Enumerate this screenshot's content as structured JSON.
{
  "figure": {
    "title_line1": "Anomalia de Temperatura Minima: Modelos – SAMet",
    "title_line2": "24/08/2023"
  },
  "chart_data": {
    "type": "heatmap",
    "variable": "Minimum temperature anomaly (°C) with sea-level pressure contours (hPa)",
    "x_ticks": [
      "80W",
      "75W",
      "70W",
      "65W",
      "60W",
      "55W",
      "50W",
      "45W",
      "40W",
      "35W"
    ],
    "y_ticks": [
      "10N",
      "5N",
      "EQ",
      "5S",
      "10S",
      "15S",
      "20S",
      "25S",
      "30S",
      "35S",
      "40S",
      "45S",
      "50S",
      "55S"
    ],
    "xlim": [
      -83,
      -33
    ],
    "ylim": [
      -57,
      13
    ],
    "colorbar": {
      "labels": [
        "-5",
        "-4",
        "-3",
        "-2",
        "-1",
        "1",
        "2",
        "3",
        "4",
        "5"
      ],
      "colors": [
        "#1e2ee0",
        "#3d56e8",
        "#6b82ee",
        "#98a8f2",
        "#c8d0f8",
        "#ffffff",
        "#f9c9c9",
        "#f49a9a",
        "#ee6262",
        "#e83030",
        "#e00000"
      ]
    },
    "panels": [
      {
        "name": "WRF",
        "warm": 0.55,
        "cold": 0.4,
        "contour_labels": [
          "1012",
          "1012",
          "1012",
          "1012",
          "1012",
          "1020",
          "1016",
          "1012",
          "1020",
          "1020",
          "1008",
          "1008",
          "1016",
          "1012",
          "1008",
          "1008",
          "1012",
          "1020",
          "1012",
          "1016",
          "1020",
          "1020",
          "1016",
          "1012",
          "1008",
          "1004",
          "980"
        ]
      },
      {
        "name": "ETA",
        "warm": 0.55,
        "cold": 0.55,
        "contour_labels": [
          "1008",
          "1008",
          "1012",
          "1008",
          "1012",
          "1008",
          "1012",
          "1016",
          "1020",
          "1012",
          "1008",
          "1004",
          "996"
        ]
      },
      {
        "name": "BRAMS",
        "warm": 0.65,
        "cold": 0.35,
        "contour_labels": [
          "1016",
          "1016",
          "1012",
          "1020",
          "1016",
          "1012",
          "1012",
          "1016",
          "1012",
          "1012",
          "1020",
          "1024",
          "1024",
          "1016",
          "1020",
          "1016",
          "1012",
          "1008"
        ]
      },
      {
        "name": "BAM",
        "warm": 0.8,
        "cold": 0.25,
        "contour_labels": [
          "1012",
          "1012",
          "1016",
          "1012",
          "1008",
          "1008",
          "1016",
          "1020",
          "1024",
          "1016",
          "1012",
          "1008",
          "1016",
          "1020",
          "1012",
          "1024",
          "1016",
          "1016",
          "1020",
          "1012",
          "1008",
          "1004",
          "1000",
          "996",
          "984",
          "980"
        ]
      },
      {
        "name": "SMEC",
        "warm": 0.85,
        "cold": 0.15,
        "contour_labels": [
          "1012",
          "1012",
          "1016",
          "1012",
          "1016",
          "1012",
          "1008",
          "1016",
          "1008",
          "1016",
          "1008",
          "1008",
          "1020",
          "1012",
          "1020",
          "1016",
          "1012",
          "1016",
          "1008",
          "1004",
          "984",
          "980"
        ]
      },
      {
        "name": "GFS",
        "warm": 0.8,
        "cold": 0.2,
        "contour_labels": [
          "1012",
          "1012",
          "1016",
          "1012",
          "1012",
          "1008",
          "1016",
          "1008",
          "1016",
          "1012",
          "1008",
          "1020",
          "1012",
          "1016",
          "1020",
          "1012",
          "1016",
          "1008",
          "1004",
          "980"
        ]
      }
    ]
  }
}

++++

→ **OBJECTIVE**
Type out all of the material again, word for word.

→ **WRITTEN ANSWER**
Enumerate this screenshot's content as structured JSON.
{
  "figure": {
    "title_line1": "Anomalia de Temperatura Minima: Modelos – SAMet",
    "title_line2": "24/08/2023"
  },
  "chart_data": {
    "type": "heatmap",
    "variable": "Minimum temperature anomaly (°C) with sea-level pressure contours (hPa)",
    "x_ticks": [
      "80W",
      "75W",
      "70W",
      "65W",
      "60W",
      "55W",
      "50W",
      "45W",
      "40W",
      "35W"
    ],
    "y_ticks": [
      "10N",
      "5N",
      "EQ",
      "5S",
      "10S",
      "15S",
      "20S",
      "25S",
      "30S",
      "35S",
      "40S",
      "45S",
      "50S",
      "55S"
    ],
    "xlim": [
      -83,
      -33
    ],
    "ylim": [
      -57,
      13
    ],
    "colorbar": {
      "labels": [
        "-5",
        "-4",
        "-3",
        "-2",
        "-1",
        "1",
        "2",
        "3",
        "4",
        "5"
      ],
      "colors": [
        "#1e2ee0",
        "#3d56e8",
        "#6b82ee",
        "#98a8f2",
        "#c8d0f8",
        "#ffffff",
        "#f9c9c9",
        "#f49a9a",
        "#ee6262",
        "#e83030",
        "#e00000"
      ]
    },
    "panels": [
      {
        "name": "WRF",
        "warm": 0.55,
        "cold": 0.4,
        "contour_labels": [
          "1012",
          "1012",
          "1012",
          "1012",
          "1012",
          "1020",
          "1016",
          "1012",
          "1020",
          "1020",
          "1008",
          "1008",
          "1016",
          "1012",
          "1008",
          "1008",
          "1012",
          "1020",
          "1012",
          "1016",
          "1020",
          "1020",
          "1016",
          "1012",
          "1008",
          "1004",
          "980"
        ]
      },
      {
        "name": "ETA",
        "warm": 0.55,
        "cold": 0.55,
        "contour_labels": [
          "1008",
          "1008",
          "1012",
          "1008",
          "1012",
          "1008",
          "1012",
          "1016",
          "1020",
          "1012",
          "1008",
          "1004",
          "996"
        ]
      },
      {
        "name": "BRAMS",
        "warm": 0.65,
        "cold": 0.35,
        "contour_labels": [
          "1016",
          "1016",
          "1012",
          "1020",
          "1016",
          "1012",
          "1012",
          "1016",
          "1012",
          "1012",
          "1020",
          "1024",
          "1024",
          "1016",
          "1020",
          "1016",
          "1012",
          "1008"
        ]
      },
      {
        "name": "BAM",
        "warm": 0.8,
        "cold": 0.25,
        "contour_labels": [
          "1012",
          "1012",
          "1016",
          "1012",
          "1008",
          "1008",
          "1016",
          "1020",
          "1024",
          "1016",
          "1012",
          "1008",
          "1016",
          "1020",
          "1012",
          "1024",
          "1016",
          "1016",
          "1020",
          "1012",
          "1008",
          "1004",
          "1000",
          "996",
          "984",
          "980"
        ]
      },
      {
        "name": "SMEC",
        "warm": 0.85,
        "cold": 0.15,
        "contour_labels": [
          "1012",
          "1012",
          "1016",
          "1012",
          "1016",
          "1012",
          "1008",
          "1016",
          "1008",
          "1016",
          "1008",
          "1008",
          "1020",
          "1012",
          "1020",
          "1016",
          "1012",
          "1016",
          "1008",
          "1004",
          "984",
          "980"
        ]
      },
      {
        "name": "GFS",
        "warm": 0.8,
        "cold": 0.2,
        "contour_labels": [
          "1012",
          "1012",
          "1016",
          "1012",
          "1012",
          "1008",
          "1016",
          "1008",
          "1016",
          "1012",
          "1008",
          "1020",
          "1012",
          "1016",
          "1020",
          "1012",
          "1016",
          "1008",
          "1004",
          "980"
        ]
      }
    ]
  }
}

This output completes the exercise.